Saved entries:

▼▼▼

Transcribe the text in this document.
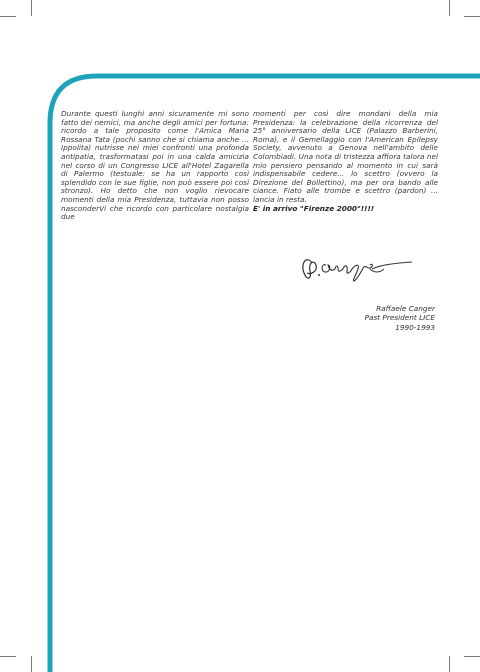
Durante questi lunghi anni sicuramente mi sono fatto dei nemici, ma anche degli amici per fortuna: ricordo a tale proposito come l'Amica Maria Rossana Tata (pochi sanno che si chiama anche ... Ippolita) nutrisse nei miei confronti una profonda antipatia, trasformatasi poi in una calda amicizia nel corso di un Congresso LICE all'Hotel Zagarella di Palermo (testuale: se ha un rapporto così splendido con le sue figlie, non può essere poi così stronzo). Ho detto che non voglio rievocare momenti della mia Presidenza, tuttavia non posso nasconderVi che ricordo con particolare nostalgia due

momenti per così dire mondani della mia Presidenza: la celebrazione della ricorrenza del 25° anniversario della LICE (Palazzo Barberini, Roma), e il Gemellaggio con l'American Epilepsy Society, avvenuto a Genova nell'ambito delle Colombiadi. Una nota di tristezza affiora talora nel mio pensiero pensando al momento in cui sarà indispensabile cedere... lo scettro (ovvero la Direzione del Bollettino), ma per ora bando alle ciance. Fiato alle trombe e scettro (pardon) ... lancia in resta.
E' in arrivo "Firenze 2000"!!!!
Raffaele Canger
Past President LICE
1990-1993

▲▲▲

Write out every record above exactly as it stands, but leave out the pictures.

Transcribe the text in this document.
Durante questi lunghi anni sicuramente mi sono fatto dei nemici, ma anche degli amici per fortuna: ricordo a tale proposito come l'Amica Maria Rossana Tata (pochi sanno che si chiama anche ... Ippolita) nutrisse nei miei confronti una profonda antipatia, trasformatasi poi in una calda amicizia nel corso di un Congresso LICE all'Hotel Zagarella di Palermo (testuale: se ha un rapporto così splendido con le sue figlie, non può essere poi così stronzo). Ho detto che non voglio rievocare momenti della mia Presidenza, tuttavia non posso nasconderVi che ricordo con particolare nostalgia due

momenti per così dire mondani della mia Presidenza: la celebrazione della ricorrenza del 25° anniversario della LICE (Palazzo Barberini, Roma), e il Gemellaggio con l'American Epilepsy Society, avvenuto a Genova nell'ambito delle Colombiadi. Una nota di tristezza affiora talora nel mio pensiero pensando al momento in cui sarà indispensabile cedere... lo scettro (ovvero la Direzione del Bollettino), ma per ora bando alle ciance. Fiato alle trombe e scettro (pardon) ... lancia in resta.
E' in arrivo "Firenze 2000"!!!!
Raffaele Canger
Past President LICE
1990-1993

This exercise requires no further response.